■ Problem statement: Search the entries below. Return every line that has "desconto" in it.

Stored items:
-----

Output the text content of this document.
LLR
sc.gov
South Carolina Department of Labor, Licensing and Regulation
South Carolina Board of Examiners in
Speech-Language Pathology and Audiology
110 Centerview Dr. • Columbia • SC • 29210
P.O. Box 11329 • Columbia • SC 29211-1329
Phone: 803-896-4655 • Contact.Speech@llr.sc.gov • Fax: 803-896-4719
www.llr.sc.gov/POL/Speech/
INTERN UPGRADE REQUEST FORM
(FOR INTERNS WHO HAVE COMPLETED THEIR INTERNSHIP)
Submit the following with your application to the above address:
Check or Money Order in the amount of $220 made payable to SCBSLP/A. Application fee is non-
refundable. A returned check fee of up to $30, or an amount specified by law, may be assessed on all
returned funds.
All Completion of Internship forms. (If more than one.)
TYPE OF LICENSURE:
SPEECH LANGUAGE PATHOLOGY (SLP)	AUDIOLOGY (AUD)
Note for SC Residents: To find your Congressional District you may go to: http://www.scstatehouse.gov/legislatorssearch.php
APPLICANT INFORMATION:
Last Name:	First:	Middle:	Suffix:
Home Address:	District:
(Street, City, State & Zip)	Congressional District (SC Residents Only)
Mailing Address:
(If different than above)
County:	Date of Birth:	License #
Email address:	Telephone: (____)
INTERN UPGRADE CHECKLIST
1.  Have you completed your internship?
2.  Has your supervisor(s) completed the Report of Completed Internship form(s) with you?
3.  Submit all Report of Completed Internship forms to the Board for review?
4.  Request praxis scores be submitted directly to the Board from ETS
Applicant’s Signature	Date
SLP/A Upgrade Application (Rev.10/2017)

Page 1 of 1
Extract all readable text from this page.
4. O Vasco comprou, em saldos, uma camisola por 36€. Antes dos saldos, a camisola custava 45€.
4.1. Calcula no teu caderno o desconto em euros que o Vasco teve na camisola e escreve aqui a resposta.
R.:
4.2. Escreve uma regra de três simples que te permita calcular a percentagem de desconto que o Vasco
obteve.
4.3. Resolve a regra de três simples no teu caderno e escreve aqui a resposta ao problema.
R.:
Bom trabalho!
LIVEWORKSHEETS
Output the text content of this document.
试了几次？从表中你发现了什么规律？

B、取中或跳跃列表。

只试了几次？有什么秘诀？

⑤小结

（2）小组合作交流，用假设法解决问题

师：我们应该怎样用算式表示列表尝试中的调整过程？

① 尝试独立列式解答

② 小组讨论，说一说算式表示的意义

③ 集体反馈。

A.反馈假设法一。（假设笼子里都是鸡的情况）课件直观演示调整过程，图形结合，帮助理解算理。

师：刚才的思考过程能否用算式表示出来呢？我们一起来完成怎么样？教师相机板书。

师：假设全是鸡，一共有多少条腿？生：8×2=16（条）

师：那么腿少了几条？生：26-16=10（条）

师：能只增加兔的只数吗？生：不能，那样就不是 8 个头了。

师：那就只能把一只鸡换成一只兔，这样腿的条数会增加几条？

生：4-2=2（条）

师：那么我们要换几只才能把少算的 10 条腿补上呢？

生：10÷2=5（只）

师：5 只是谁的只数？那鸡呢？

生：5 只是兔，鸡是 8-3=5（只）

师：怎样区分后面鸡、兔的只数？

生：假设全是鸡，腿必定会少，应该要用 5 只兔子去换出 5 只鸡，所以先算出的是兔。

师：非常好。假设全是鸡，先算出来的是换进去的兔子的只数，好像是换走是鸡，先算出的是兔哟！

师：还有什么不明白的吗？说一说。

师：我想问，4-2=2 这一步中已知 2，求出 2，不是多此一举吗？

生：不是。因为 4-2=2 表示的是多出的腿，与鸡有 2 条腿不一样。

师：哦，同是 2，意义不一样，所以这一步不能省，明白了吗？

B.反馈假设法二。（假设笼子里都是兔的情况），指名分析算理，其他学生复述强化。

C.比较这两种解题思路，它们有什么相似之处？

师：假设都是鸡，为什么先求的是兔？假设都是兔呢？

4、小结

-----

■ Problem solution:
4.1. Calcula no teu caderno o desconto em euros que o Vasco teve na camisola e escreve aqui a resposta.
4.2. Escreve uma regra de três simples que te permita calcular a percentagem de desconto que o Vasco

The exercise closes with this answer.